#### Task prompt:
Omit the pictures, then write out every entry exactly as it reads.

#### Material supplied:

>> start

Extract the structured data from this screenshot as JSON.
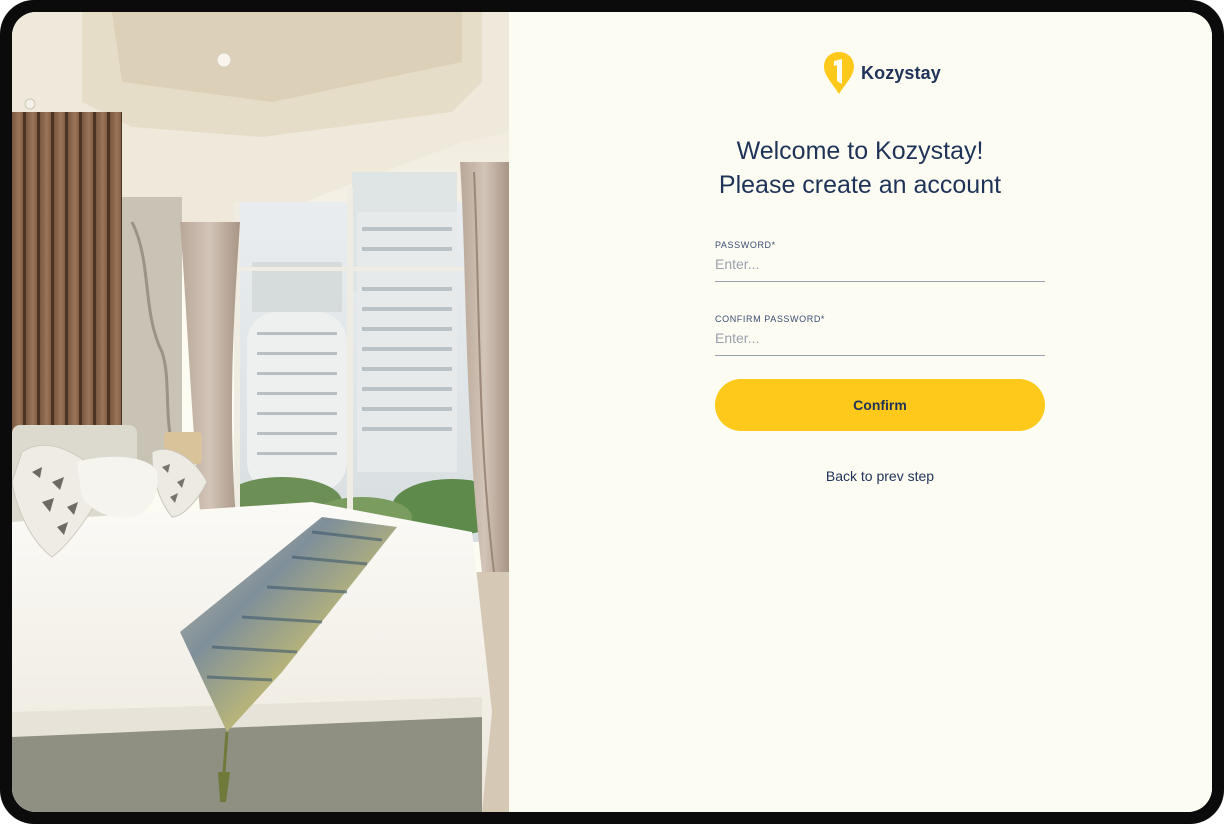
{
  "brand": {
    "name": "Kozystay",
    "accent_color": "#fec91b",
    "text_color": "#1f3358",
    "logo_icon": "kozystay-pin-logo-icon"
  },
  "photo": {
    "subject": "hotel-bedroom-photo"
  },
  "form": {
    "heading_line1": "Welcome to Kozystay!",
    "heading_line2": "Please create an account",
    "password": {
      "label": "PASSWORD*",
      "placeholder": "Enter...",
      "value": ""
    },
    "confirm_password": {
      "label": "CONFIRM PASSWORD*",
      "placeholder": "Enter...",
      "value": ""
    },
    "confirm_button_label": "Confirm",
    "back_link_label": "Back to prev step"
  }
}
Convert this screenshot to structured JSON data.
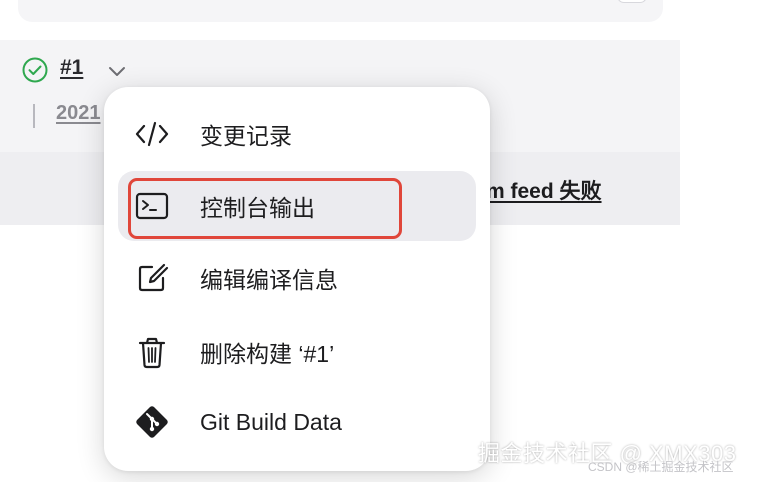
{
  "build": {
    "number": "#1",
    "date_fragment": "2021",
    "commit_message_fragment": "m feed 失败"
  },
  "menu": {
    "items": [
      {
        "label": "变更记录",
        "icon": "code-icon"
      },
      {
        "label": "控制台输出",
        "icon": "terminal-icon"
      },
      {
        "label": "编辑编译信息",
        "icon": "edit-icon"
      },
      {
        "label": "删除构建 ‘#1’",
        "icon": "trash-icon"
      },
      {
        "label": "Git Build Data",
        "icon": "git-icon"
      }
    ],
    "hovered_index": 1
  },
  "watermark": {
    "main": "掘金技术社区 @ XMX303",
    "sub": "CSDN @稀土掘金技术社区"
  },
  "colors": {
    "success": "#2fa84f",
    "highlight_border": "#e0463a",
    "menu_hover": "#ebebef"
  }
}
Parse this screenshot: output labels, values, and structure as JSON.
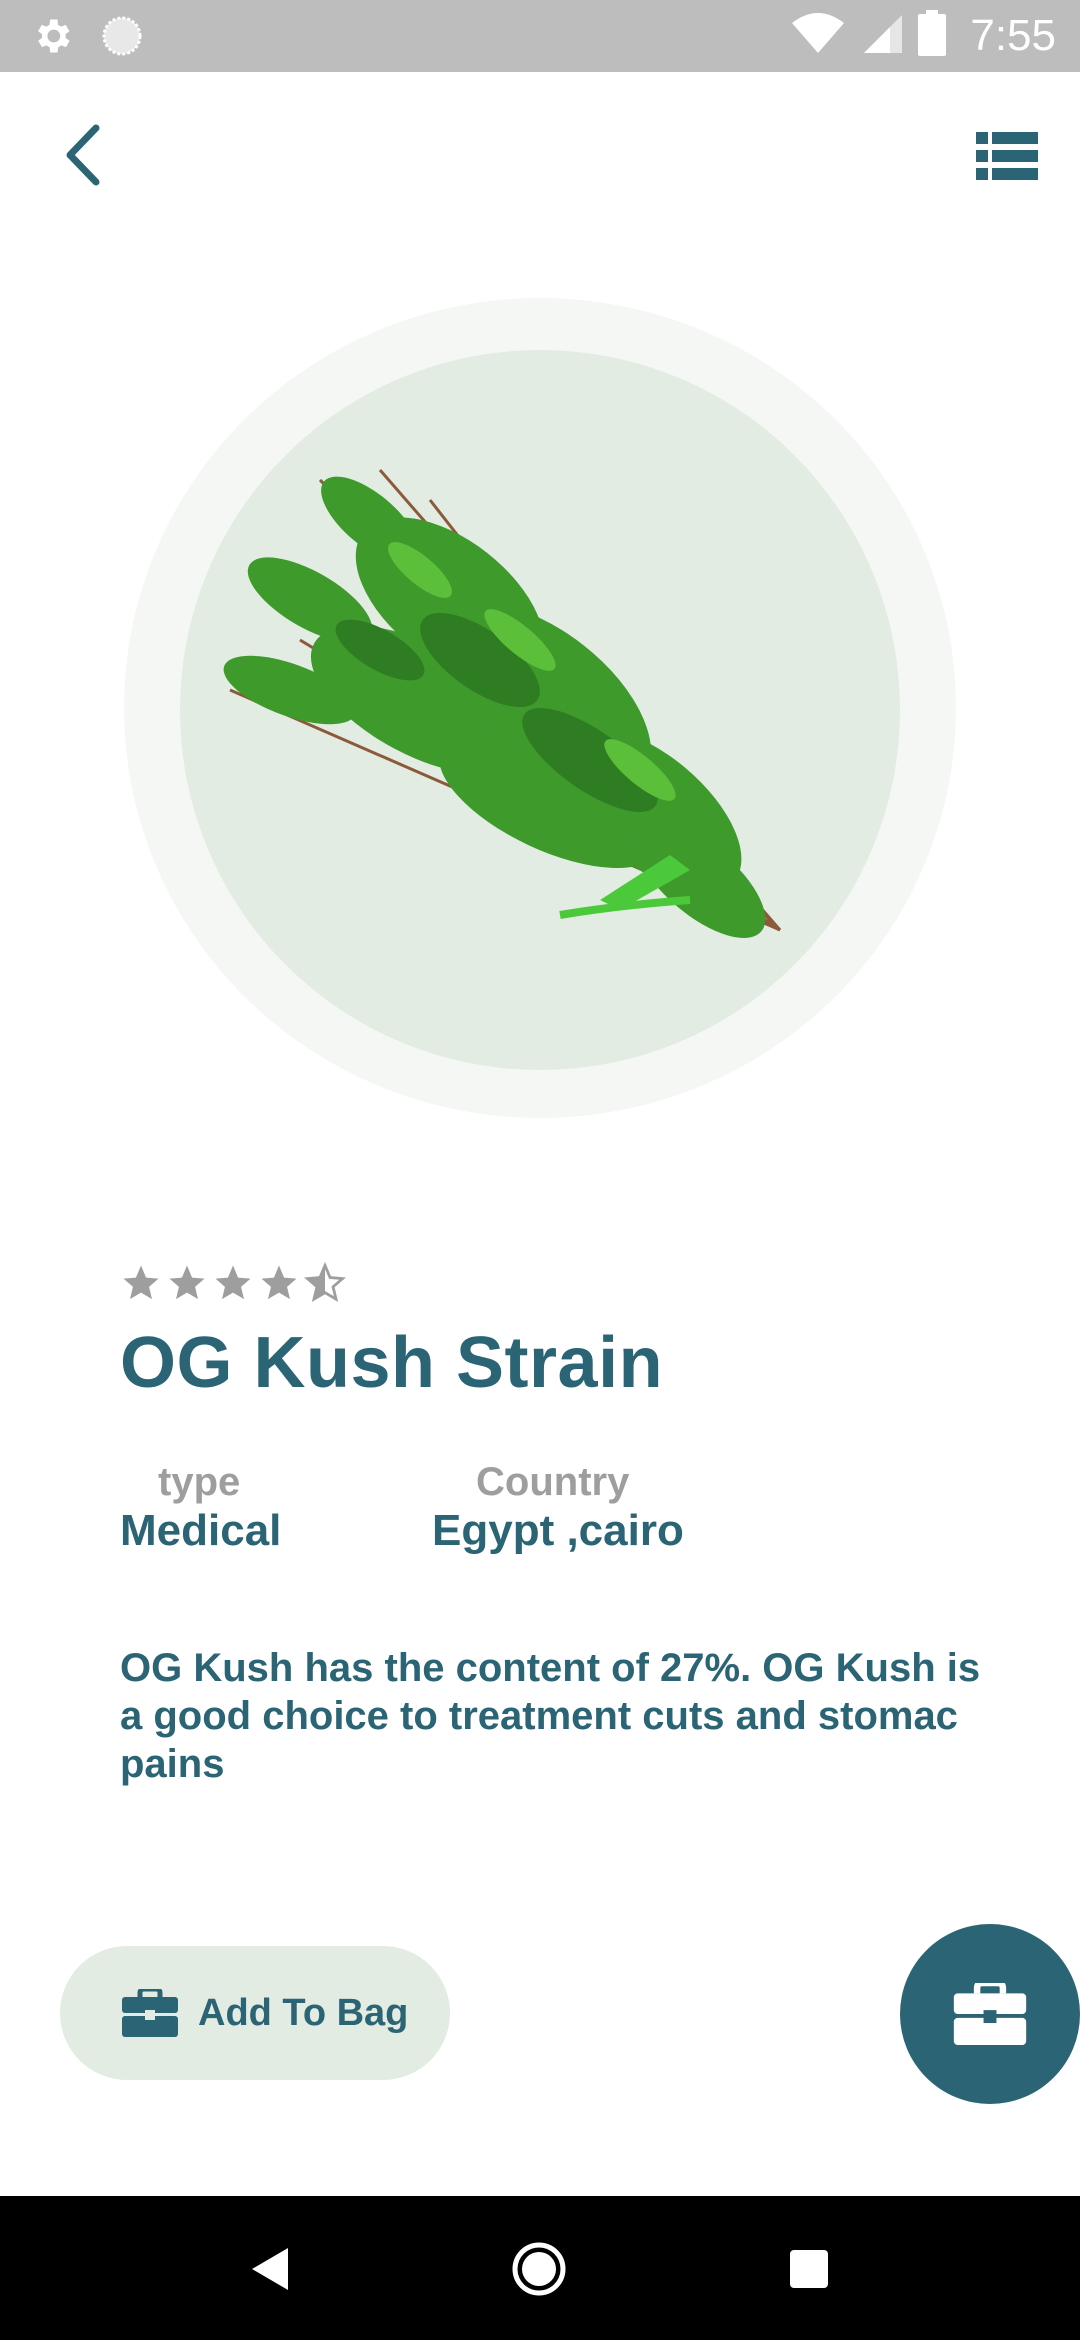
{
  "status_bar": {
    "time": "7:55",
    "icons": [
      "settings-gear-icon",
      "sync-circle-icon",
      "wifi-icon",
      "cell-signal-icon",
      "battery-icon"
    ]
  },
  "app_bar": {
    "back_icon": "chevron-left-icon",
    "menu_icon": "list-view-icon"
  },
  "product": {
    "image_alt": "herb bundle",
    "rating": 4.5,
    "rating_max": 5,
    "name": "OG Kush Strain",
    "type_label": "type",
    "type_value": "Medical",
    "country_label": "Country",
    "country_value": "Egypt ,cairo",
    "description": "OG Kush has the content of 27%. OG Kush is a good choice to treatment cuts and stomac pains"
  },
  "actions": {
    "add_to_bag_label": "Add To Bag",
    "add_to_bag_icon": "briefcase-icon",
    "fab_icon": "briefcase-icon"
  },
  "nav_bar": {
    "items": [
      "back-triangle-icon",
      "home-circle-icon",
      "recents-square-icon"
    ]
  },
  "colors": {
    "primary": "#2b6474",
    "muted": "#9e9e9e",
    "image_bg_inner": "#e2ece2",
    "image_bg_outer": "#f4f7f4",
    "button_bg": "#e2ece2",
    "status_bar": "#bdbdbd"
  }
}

>> end

#### Solution below:
Extract the structured data from this screenshot as JSON.
{
  "brand": {
    "name": "Kozystay",
    "accent_color": "#fec91b",
    "text_color": "#1f3358",
    "logo_icon": "kozystay-pin-logo-icon"
  },
  "photo": {
    "subject": "hotel-bedroom-photo"
  },
  "form": {
    "heading_line1": "Welcome to Kozystay!",
    "heading_line2": "Please create an account",
    "password": {
      "label": "PASSWORD*",
      "placeholder": "Enter...",
      "value": ""
    },
    "confirm_password": {
      "label": "CONFIRM PASSWORD*",
      "placeholder": "Enter...",
      "value": ""
    },
    "confirm_button_label": "Confirm",
    "back_link_label": "Back to prev step"
  }
}
Convert this screenshot to structured JSON data.
{
  "build": {
    "number": "#1",
    "date_fragment": "2021",
    "commit_message_fragment": "m feed 失败"
  },
  "menu": {
    "items": [
      {
        "label": "变更记录",
        "icon": "code-icon"
      },
      {
        "label": "控制台输出",
        "icon": "terminal-icon"
      },
      {
        "label": "编辑编译信息",
        "icon": "edit-icon"
      },
      {
        "label": "删除构建 ‘#1’",
        "icon": "trash-icon"
      },
      {
        "label": "Git Build Data",
        "icon": "git-icon"
      }
    ],
    "hovered_index": 1
  },
  "watermark": {
    "main": "掘金技术社区 @ XMX303",
    "sub": "CSDN @稀土掘金技术社区"
  },
  "colors": {
    "success": "#2fa84f",
    "highlight_border": "#e0463a",
    "menu_hover": "#ebebef"
  }
}
Parse this screenshot: output labels, values, and structure as JSON.
{
  "status_bar": {
    "time": "7:55",
    "icons": [
      "settings-gear-icon",
      "sync-circle-icon",
      "wifi-icon",
      "cell-signal-icon",
      "battery-icon"
    ]
  },
  "app_bar": {
    "back_icon": "chevron-left-icon",
    "menu_icon": "list-view-icon"
  },
  "product": {
    "image_alt": "herb bundle",
    "rating": 4.5,
    "rating_max": 5,
    "name": "OG Kush Strain",
    "type_label": "type",
    "type_value": "Medical",
    "country_label": "Country",
    "country_value": "Egypt ,cairo",
    "description": "OG Kush has the content of 27%. OG Kush is a good choice to treatment cuts and stomac pains"
  },
  "actions": {
    "add_to_bag_label": "Add To Bag",
    "add_to_bag_icon": "briefcase-icon",
    "fab_icon": "briefcase-icon"
  },
  "nav_bar": {
    "items": [
      "back-triangle-icon",
      "home-circle-icon",
      "recents-square-icon"
    ]
  },
  "colors": {
    "primary": "#2b6474",
    "muted": "#9e9e9e",
    "image_bg_inner": "#e2ece2",
    "image_bg_outer": "#f4f7f4",
    "button_bg": "#e2ece2",
    "status_bar": "#bdbdbd"
  }
}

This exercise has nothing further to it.